• _What you will do_
Reproduce the listing below in its entirety. Change nothing.

• _Supplied records_
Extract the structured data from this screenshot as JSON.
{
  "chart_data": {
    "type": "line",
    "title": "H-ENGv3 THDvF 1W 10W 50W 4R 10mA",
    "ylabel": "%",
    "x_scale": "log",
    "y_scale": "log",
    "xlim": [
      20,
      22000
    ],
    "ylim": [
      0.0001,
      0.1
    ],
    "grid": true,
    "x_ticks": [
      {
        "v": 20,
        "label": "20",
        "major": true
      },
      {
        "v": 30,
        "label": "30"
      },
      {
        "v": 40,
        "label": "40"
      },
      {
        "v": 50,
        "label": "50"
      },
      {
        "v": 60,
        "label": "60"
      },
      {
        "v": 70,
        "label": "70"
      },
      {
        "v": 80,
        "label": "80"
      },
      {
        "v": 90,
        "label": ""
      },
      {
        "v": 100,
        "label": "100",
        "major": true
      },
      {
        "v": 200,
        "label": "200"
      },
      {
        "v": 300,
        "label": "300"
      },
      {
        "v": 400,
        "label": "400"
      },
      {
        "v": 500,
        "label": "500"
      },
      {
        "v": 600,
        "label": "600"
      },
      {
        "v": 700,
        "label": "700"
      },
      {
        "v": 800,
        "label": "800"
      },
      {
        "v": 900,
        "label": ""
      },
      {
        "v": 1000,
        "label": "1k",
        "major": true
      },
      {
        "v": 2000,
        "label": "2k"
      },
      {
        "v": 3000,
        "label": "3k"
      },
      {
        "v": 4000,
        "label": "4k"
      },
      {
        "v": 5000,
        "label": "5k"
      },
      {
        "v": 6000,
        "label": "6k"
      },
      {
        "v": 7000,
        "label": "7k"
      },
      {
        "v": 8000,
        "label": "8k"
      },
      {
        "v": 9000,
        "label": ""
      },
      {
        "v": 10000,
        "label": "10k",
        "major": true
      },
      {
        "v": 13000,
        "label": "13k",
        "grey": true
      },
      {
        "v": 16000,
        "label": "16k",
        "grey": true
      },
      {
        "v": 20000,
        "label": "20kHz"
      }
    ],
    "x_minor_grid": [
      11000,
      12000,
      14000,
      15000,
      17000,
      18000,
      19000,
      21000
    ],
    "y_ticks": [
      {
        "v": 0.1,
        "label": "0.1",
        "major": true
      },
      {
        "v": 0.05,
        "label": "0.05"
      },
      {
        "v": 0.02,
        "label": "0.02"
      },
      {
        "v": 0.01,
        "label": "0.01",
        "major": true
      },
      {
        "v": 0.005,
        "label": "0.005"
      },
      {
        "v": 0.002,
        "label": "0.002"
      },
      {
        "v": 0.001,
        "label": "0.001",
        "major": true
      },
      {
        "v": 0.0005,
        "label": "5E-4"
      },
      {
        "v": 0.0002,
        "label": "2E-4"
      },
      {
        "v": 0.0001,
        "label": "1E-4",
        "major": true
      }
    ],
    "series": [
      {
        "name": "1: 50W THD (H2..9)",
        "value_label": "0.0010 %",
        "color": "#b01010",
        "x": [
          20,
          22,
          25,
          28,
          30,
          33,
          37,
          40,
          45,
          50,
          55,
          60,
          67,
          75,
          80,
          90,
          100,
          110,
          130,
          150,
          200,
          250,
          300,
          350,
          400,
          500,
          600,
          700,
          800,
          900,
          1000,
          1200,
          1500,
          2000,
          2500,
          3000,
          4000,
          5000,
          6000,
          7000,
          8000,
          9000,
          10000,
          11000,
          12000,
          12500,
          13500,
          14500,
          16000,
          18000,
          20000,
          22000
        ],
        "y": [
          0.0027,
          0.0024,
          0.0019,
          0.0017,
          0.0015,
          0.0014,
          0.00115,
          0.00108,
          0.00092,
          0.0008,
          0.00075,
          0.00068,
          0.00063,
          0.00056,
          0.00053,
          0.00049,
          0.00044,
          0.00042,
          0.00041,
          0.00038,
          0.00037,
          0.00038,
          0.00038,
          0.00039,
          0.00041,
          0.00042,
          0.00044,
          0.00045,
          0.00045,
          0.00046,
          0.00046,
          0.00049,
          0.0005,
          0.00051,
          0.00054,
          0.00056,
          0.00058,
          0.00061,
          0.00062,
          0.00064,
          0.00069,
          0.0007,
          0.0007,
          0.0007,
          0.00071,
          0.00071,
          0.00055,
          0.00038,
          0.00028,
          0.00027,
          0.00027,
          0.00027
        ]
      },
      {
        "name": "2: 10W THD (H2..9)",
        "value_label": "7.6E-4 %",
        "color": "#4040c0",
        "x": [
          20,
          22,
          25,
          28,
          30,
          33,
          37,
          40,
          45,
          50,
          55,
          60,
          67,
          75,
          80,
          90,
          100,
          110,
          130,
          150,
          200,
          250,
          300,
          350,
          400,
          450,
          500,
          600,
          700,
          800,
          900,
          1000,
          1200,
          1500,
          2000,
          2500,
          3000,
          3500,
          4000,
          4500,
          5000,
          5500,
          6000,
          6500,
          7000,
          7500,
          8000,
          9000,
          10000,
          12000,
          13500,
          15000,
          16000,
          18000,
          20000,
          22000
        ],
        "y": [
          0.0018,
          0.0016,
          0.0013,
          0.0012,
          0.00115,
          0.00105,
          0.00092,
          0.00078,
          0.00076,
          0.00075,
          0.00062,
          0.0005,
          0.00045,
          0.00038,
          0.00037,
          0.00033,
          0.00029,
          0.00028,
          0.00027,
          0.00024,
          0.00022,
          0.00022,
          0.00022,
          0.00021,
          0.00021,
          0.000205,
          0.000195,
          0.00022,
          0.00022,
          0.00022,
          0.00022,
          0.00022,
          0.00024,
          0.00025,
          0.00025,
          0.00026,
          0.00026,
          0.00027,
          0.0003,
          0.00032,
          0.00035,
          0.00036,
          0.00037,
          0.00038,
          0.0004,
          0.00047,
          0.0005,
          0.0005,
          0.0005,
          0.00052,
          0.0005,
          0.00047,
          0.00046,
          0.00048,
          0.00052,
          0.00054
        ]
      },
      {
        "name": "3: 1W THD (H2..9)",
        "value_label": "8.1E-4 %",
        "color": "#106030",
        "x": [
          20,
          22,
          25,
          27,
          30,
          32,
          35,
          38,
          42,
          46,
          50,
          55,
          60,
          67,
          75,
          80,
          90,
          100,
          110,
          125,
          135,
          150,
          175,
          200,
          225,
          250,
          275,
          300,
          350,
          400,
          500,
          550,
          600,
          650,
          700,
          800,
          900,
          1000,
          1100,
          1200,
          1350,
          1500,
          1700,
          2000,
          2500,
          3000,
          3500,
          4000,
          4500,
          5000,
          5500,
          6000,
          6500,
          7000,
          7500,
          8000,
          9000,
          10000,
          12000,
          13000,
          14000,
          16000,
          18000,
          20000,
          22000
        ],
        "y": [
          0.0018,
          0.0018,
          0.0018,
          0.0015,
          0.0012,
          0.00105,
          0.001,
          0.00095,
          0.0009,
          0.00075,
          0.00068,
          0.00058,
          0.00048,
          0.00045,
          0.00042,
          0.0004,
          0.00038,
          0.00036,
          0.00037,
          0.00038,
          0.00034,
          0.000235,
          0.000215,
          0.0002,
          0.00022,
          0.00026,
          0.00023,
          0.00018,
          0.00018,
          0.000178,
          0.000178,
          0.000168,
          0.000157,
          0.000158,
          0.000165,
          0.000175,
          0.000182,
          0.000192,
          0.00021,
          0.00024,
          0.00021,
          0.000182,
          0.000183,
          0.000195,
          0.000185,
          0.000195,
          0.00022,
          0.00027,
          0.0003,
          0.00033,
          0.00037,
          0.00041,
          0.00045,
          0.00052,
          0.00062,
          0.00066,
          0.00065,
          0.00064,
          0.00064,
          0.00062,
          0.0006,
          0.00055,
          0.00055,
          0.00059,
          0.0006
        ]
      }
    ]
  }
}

• _Solution for this task_
Extract the structured data from this screenshot as JSON.
{
  "chart_data": {
    "type": "line",
    "title": "H-ENGv3 THDvF 1W 10W 50W 4R 10mA",
    "ylabel": "%",
    "x_scale": "log",
    "y_scale": "log",
    "xlim": [
      20,
      22000
    ],
    "ylim": [
      0.0001,
      0.1
    ],
    "grid": true,
    "x_ticks": [
      {
        "v": 20,
        "label": "20",
        "major": true
      },
      {
        "v": 30,
        "label": "30"
      },
      {
        "v": 40,
        "label": "40"
      },
      {
        "v": 50,
        "label": "50"
      },
      {
        "v": 60,
        "label": "60"
      },
      {
        "v": 70,
        "label": "70"
      },
      {
        "v": 80,
        "label": "80"
      },
      {
        "v": 90,
        "label": ""
      },
      {
        "v": 100,
        "label": "100",
        "major": true
      },
      {
        "v": 200,
        "label": "200"
      },
      {
        "v": 300,
        "label": "300"
      },
      {
        "v": 400,
        "label": "400"
      },
      {
        "v": 500,
        "label": "500"
      },
      {
        "v": 600,
        "label": "600"
      },
      {
        "v": 700,
        "label": "700"
      },
      {
        "v": 800,
        "label": "800"
      },
      {
        "v": 900,
        "label": ""
      },
      {
        "v": 1000,
        "label": "1k",
        "major": true
      },
      {
        "v": 2000,
        "label": "2k"
      },
      {
        "v": 3000,
        "label": "3k"
      },
      {
        "v": 4000,
        "label": "4k"
      },
      {
        "v": 5000,
        "label": "5k"
      },
      {
        "v": 6000,
        "label": "6k"
      },
      {
        "v": 7000,
        "label": "7k"
      },
      {
        "v": 8000,
        "label": "8k"
      },
      {
        "v": 9000,
        "label": ""
      },
      {
        "v": 10000,
        "label": "10k",
        "major": true
      },
      {
        "v": 13000,
        "label": "13k",
        "grey": true
      },
      {
        "v": 16000,
        "label": "16k",
        "grey": true
      },
      {
        "v": 20000,
        "label": "20kHz"
      }
    ],
    "x_minor_grid": [
      11000,
      12000,
      14000,
      15000,
      17000,
      18000,
      19000,
      21000
    ],
    "y_ticks": [
      {
        "v": 0.1,
        "label": "0.1",
        "major": true
      },
      {
        "v": 0.05,
        "label": "0.05"
      },
      {
        "v": 0.02,
        "label": "0.02"
      },
      {
        "v": 0.01,
        "label": "0.01",
        "major": true
      },
      {
        "v": 0.005,
        "label": "0.005"
      },
      {
        "v": 0.002,
        "label": "0.002"
      },
      {
        "v": 0.001,
        "label": "0.001",
        "major": true
      },
      {
        "v": 0.0005,
        "label": "5E-4"
      },
      {
        "v": 0.0002,
        "label": "2E-4"
      },
      {
        "v": 0.0001,
        "label": "1E-4",
        "major": true
      }
    ],
    "series": [
      {
        "name": "1: 50W THD (H2..9)",
        "value_label": "0.0010 %",
        "color": "#b01010",
        "x": [
          20,
          22,
          25,
          28,
          30,
          33,
          37,
          40,
          45,
          50,
          55,
          60,
          67,
          75,
          80,
          90,
          100,
          110,
          130,
          150,
          200,
          250,
          300,
          350,
          400,
          500,
          600,
          700,
          800,
          900,
          1000,
          1200,
          1500,
          2000,
          2500,
          3000,
          4000,
          5000,
          6000,
          7000,
          8000,
          9000,
          10000,
          11000,
          12000,
          12500,
          13500,
          14500,
          16000,
          18000,
          20000,
          22000
        ],
        "y": [
          0.0027,
          0.0024,
          0.0019,
          0.0017,
          0.0015,
          0.0014,
          0.00115,
          0.00108,
          0.00092,
          0.0008,
          0.00075,
          0.00068,
          0.00063,
          0.00056,
          0.00053,
          0.00049,
          0.00044,
          0.00042,
          0.00041,
          0.00038,
          0.00037,
          0.00038,
          0.00038,
          0.00039,
          0.00041,
          0.00042,
          0.00044,
          0.00045,
          0.00045,
          0.00046,
          0.00046,
          0.00049,
          0.0005,
          0.00051,
          0.00054,
          0.00056,
          0.00058,
          0.00061,
          0.00062,
          0.00064,
          0.00069,
          0.0007,
          0.0007,
          0.0007,
          0.00071,
          0.00071,
          0.00055,
          0.00038,
          0.00028,
          0.00027,
          0.00027,
          0.00027
        ]
      },
      {
        "name": "2: 10W THD (H2..9)",
        "value_label": "7.6E-4 %",
        "color": "#4040c0",
        "x": [
          20,
          22,
          25,
          28,
          30,
          33,
          37,
          40,
          45,
          50,
          55,
          60,
          67,
          75,
          80,
          90,
          100,
          110,
          130,
          150,
          200,
          250,
          300,
          350,
          400,
          450,
          500,
          600,
          700,
          800,
          900,
          1000,
          1200,
          1500,
          2000,
          2500,
          3000,
          3500,
          4000,
          4500,
          5000,
          5500,
          6000,
          6500,
          7000,
          7500,
          8000,
          9000,
          10000,
          12000,
          13500,
          15000,
          16000,
          18000,
          20000,
          22000
        ],
        "y": [
          0.0018,
          0.0016,
          0.0013,
          0.0012,
          0.00115,
          0.00105,
          0.00092,
          0.00078,
          0.00076,
          0.00075,
          0.00062,
          0.0005,
          0.00045,
          0.00038,
          0.00037,
          0.00033,
          0.00029,
          0.00028,
          0.00027,
          0.00024,
          0.00022,
          0.00022,
          0.00022,
          0.00021,
          0.00021,
          0.000205,
          0.000195,
          0.00022,
          0.00022,
          0.00022,
          0.00022,
          0.00022,
          0.00024,
          0.00025,
          0.00025,
          0.00026,
          0.00026,
          0.00027,
          0.0003,
          0.00032,
          0.00035,
          0.00036,
          0.00037,
          0.00038,
          0.0004,
          0.00047,
          0.0005,
          0.0005,
          0.0005,
          0.00052,
          0.0005,
          0.00047,
          0.00046,
          0.00048,
          0.00052,
          0.00054
        ]
      },
      {
        "name": "3: 1W THD (H2..9)",
        "value_label": "8.1E-4 %",
        "color": "#106030",
        "x": [
          20,
          22,
          25,
          27,
          30,
          32,
          35,
          38,
          42,
          46,
          50,
          55,
          60,
          67,
          75,
          80,
          90,
          100,
          110,
          125,
          135,
          150,
          175,
          200,
          225,
          250,
          275,
          300,
          350,
          400,
          500,
          550,
          600,
          650,
          700,
          800,
          900,
          1000,
          1100,
          1200,
          1350,
          1500,
          1700,
          2000,
          2500,
          3000,
          3500,
          4000,
          4500,
          5000,
          5500,
          6000,
          6500,
          7000,
          7500,
          8000,
          9000,
          10000,
          12000,
          13000,
          14000,
          16000,
          18000,
          20000,
          22000
        ],
        "y": [
          0.0018,
          0.0018,
          0.0018,
          0.0015,
          0.0012,
          0.00105,
          0.001,
          0.00095,
          0.0009,
          0.00075,
          0.00068,
          0.00058,
          0.00048,
          0.00045,
          0.00042,
          0.0004,
          0.00038,
          0.00036,
          0.00037,
          0.00038,
          0.00034,
          0.000235,
          0.000215,
          0.0002,
          0.00022,
          0.00026,
          0.00023,
          0.00018,
          0.00018,
          0.000178,
          0.000178,
          0.000168,
          0.000157,
          0.000158,
          0.000165,
          0.000175,
          0.000182,
          0.000192,
          0.00021,
          0.00024,
          0.00021,
          0.000182,
          0.000183,
          0.000195,
          0.000185,
          0.000195,
          0.00022,
          0.00027,
          0.0003,
          0.00033,
          0.00037,
          0.00041,
          0.00045,
          0.00052,
          0.00062,
          0.00066,
          0.00065,
          0.00064,
          0.00064,
          0.00062,
          0.0006,
          0.00055,
          0.00055,
          0.00059,
          0.0006
        ]
      }
    ]
  }
}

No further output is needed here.